───── Data supplied ─────

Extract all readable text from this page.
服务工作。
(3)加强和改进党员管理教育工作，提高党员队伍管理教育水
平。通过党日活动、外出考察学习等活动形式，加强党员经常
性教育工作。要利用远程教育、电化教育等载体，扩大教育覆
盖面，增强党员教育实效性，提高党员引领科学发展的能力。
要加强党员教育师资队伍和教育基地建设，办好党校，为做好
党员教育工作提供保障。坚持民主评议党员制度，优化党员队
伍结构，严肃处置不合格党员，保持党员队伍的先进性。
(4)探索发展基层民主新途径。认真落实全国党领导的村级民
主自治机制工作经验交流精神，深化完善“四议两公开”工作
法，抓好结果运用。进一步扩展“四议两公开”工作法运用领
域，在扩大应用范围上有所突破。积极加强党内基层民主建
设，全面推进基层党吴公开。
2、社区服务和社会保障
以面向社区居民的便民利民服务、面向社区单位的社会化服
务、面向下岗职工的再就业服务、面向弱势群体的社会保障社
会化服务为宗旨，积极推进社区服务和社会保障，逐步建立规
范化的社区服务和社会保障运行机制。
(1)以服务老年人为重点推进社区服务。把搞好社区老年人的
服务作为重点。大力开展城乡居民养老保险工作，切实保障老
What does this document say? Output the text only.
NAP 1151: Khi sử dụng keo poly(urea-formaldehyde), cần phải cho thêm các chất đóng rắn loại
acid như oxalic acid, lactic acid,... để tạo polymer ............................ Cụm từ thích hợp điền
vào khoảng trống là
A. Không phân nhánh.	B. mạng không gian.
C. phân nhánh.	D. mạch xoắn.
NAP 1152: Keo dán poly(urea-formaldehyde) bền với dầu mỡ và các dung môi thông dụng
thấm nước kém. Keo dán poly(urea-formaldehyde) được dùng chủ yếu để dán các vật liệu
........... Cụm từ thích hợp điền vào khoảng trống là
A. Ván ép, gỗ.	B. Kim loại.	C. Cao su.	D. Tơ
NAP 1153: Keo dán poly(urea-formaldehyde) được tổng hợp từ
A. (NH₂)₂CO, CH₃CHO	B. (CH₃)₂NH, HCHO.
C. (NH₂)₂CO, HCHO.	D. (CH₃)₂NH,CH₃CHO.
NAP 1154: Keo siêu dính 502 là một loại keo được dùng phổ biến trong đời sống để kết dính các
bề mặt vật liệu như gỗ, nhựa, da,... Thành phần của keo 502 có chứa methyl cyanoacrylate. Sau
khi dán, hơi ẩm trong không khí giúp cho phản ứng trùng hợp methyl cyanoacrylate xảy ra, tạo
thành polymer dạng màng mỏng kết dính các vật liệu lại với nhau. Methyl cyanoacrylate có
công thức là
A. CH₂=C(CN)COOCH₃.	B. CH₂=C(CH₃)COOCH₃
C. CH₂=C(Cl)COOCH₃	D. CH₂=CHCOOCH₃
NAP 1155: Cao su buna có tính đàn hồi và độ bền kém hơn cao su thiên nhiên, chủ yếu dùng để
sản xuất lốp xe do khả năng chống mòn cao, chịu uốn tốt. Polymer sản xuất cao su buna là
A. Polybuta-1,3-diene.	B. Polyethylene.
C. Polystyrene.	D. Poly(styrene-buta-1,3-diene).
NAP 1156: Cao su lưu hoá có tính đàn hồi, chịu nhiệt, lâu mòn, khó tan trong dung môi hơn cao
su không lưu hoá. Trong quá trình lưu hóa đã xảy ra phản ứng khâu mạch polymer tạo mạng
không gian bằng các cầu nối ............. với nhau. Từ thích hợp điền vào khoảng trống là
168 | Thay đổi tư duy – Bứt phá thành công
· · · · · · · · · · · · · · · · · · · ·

─────

## Task details
From the listing above, pick out each line where the word "gian" appears.

## Answer to the task
A. Không phân nhánh.	B. mạng không gian.
không gian bằng các cầu nối ............. với nhau. Từ thích hợp điền vào khoảng trống là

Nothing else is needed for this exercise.